Exercise brief -> For each line of the data below that holds "name", copy the line.

** BEGIN Supplied material **

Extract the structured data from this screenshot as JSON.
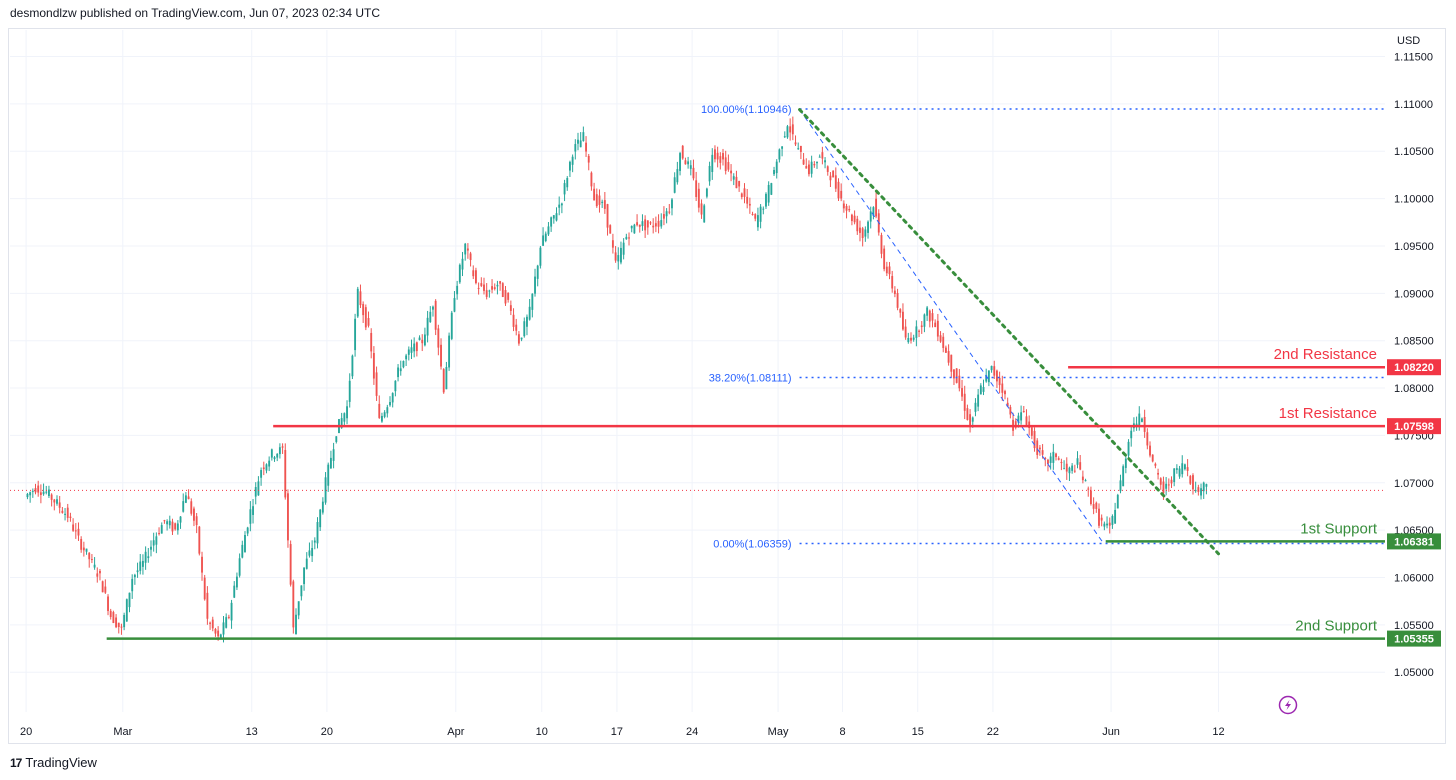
{
  "header": {
    "publisher": "desmondlzw published on TradingView.com, Jun 07, 2023 02:34 UTC"
  },
  "footer": {
    "brand": "TradingView",
    "logo": "17"
  },
  "chart_data": {
    "type": "candlestick",
    "currency": "USD",
    "ylim": [
      1.0458,
      1.1178
    ],
    "yticks": [
      1.115,
      1.11,
      1.105,
      1.1,
      1.095,
      1.09,
      1.085,
      1.08,
      1.075,
      1.07,
      1.065,
      1.06,
      1.055,
      1.05
    ],
    "ytick_labels": [
      "1.11500",
      "1.11000",
      "1.10500",
      "1.10000",
      "1.09500",
      "1.09000",
      "1.08500",
      "1.08000",
      "1.07500",
      "1.07000",
      "1.06500",
      "1.06000",
      "1.05500",
      "1.05000"
    ],
    "x_range_days": [
      -1.5,
      126.5
    ],
    "xticks": [
      {
        "label": "20",
        "day": 0
      },
      {
        "label": "Mar",
        "day": 9
      },
      {
        "label": "13",
        "day": 21
      },
      {
        "label": "20",
        "day": 28
      },
      {
        "label": "Apr",
        "day": 40
      },
      {
        "label": "10",
        "day": 48
      },
      {
        "label": "17",
        "day": 55
      },
      {
        "label": "24",
        "day": 62
      },
      {
        "label": "May",
        "day": 70
      },
      {
        "label": "8",
        "day": 76
      },
      {
        "label": "15",
        "day": 83
      },
      {
        "label": "22",
        "day": 90
      },
      {
        "label": "Jun",
        "day": 101
      },
      {
        "label": "12",
        "day": 111
      }
    ],
    "price_path": [
      [
        0,
        1.0685
      ],
      [
        1,
        1.0695
      ],
      [
        2,
        1.069
      ],
      [
        3,
        1.0678
      ],
      [
        4,
        1.0665
      ],
      [
        5,
        1.064
      ],
      [
        6,
        1.062
      ],
      [
        7,
        1.06
      ],
      [
        8,
        1.056
      ],
      [
        9,
        1.0545
      ],
      [
        10,
        1.06
      ],
      [
        11,
        1.0615
      ],
      [
        12,
        1.064
      ],
      [
        13,
        1.066
      ],
      [
        14,
        1.065
      ],
      [
        15,
        1.069
      ],
      [
        16,
        1.065
      ],
      [
        17,
        1.0555
      ],
      [
        18,
        1.0535
      ],
      [
        19,
        1.056
      ],
      [
        20,
        1.062
      ],
      [
        21,
        1.067
      ],
      [
        22,
        1.0715
      ],
      [
        23,
        1.073
      ],
      [
        24,
        1.0735
      ],
      [
        25,
        1.0545
      ],
      [
        26,
        1.061
      ],
      [
        27,
        1.064
      ],
      [
        28,
        1.07
      ],
      [
        29,
        1.0755
      ],
      [
        30,
        1.078
      ],
      [
        31,
        1.09
      ],
      [
        32,
        1.086
      ],
      [
        33,
        1.0765
      ],
      [
        34,
        1.079
      ],
      [
        35,
        1.0825
      ],
      [
        36,
        1.084
      ],
      [
        37,
        1.085
      ],
      [
        38,
        1.089
      ],
      [
        39,
        1.08
      ],
      [
        40,
        1.09
      ],
      [
        41,
        1.095
      ],
      [
        42,
        1.091
      ],
      [
        43,
        1.09
      ],
      [
        44,
        1.091
      ],
      [
        45,
        1.089
      ],
      [
        46,
        1.085
      ],
      [
        47,
        1.088
      ],
      [
        48,
        1.095
      ],
      [
        49,
        1.0975
      ],
      [
        50,
        1.1
      ],
      [
        51,
        1.105
      ],
      [
        52,
        1.1065
      ],
      [
        53,
        1.1
      ],
      [
        54,
        1.099
      ],
      [
        55,
        1.093
      ],
      [
        56,
        1.096
      ],
      [
        57,
        1.0975
      ],
      [
        58,
        1.097
      ],
      [
        59,
        1.0975
      ],
      [
        60,
        1.099
      ],
      [
        61,
        1.105
      ],
      [
        62,
        1.103
      ],
      [
        63,
        1.098
      ],
      [
        64,
        1.105
      ],
      [
        65,
        1.104
      ],
      [
        66,
        1.102
      ],
      [
        67,
        1.1
      ],
      [
        68,
        1.0975
      ],
      [
        69,
        1.1
      ],
      [
        70,
        1.104
      ],
      [
        71,
        1.108
      ],
      [
        72,
        1.105
      ],
      [
        73,
        1.103
      ],
      [
        74,
        1.1045
      ],
      [
        75,
        1.1025
      ],
      [
        76,
        1.1
      ],
      [
        77,
        1.098
      ],
      [
        78,
        1.096
      ],
      [
        79,
        1.0995
      ],
      [
        80,
        1.093
      ],
      [
        81,
        1.09
      ],
      [
        82,
        1.085
      ],
      [
        83,
        1.086
      ],
      [
        84,
        1.088
      ],
      [
        85,
        1.086
      ],
      [
        86,
        1.083
      ],
      [
        87,
        1.08
      ],
      [
        88,
        1.076
      ],
      [
        89,
        1.08
      ],
      [
        90,
        1.082
      ],
      [
        91,
        1.08
      ],
      [
        92,
        1.076
      ],
      [
        93,
        1.0775
      ],
      [
        94,
        1.074
      ],
      [
        95,
        1.072
      ],
      [
        96,
        1.073
      ],
      [
        97,
        1.071
      ],
      [
        98,
        1.072
      ],
      [
        99,
        1.069
      ],
      [
        100,
        1.066
      ],
      [
        101,
        1.065
      ],
      [
        102,
        1.07
      ],
      [
        103,
        1.076
      ],
      [
        104,
        1.077
      ],
      [
        105,
        1.072
      ],
      [
        106,
        1.069
      ],
      [
        107,
        1.071
      ],
      [
        108,
        1.072
      ],
      [
        109,
        1.069
      ],
      [
        110,
        1.07
      ]
    ],
    "last_price": 1.0692,
    "levels": [
      {
        "name": "2nd Resistance",
        "value": "1.08220",
        "price": 1.0822,
        "color": "#f23645",
        "start_day": 97
      },
      {
        "name": "1st Resistance",
        "value": "1.07598",
        "price": 1.07598,
        "color": "#f23645",
        "start_day": 23
      },
      {
        "name": "1st Support",
        "value": "1.06381",
        "price": 1.06381,
        "color": "#388e3c",
        "start_day": 100.5
      },
      {
        "name": "2nd Support",
        "value": "1.05355",
        "price": 1.05355,
        "color": "#388e3c",
        "start_day": 7.5
      }
    ],
    "fibonacci": [
      {
        "label": "100.00%(1.10946)",
        "price": 1.10946
      },
      {
        "label": "38.20%(1.08111)",
        "price": 1.08111
      },
      {
        "label": "0.00%(1.06359)",
        "price": 1.06359
      }
    ],
    "fib_anchor_day": 72,
    "trendline": {
      "from": [
        72,
        1.1094
      ],
      "to": [
        111,
        1.0625
      ],
      "color": "#388e3c",
      "style": "dotted"
    },
    "fib_diagonal": {
      "from": [
        72,
        1.1094
      ],
      "to": [
        100.3,
        1.0636
      ],
      "color": "#2962ff",
      "style": "dashed"
    },
    "colors": {
      "up": "#26a69a",
      "down": "#ef5350",
      "grid": "#f0f3fa",
      "axis_text": "#131722",
      "fib": "#2962ff",
      "last_price_line": "#f23645",
      "accent": "#9c27b0"
    },
    "icons": {
      "lightning": "lightning-icon"
    }
  }
}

** END Supplied material **

Response to this exercise ->
        "name": "2nd Resistance",
        "name": "1st Resistance",
        "name": "1st Support",
        "name": "2nd Support",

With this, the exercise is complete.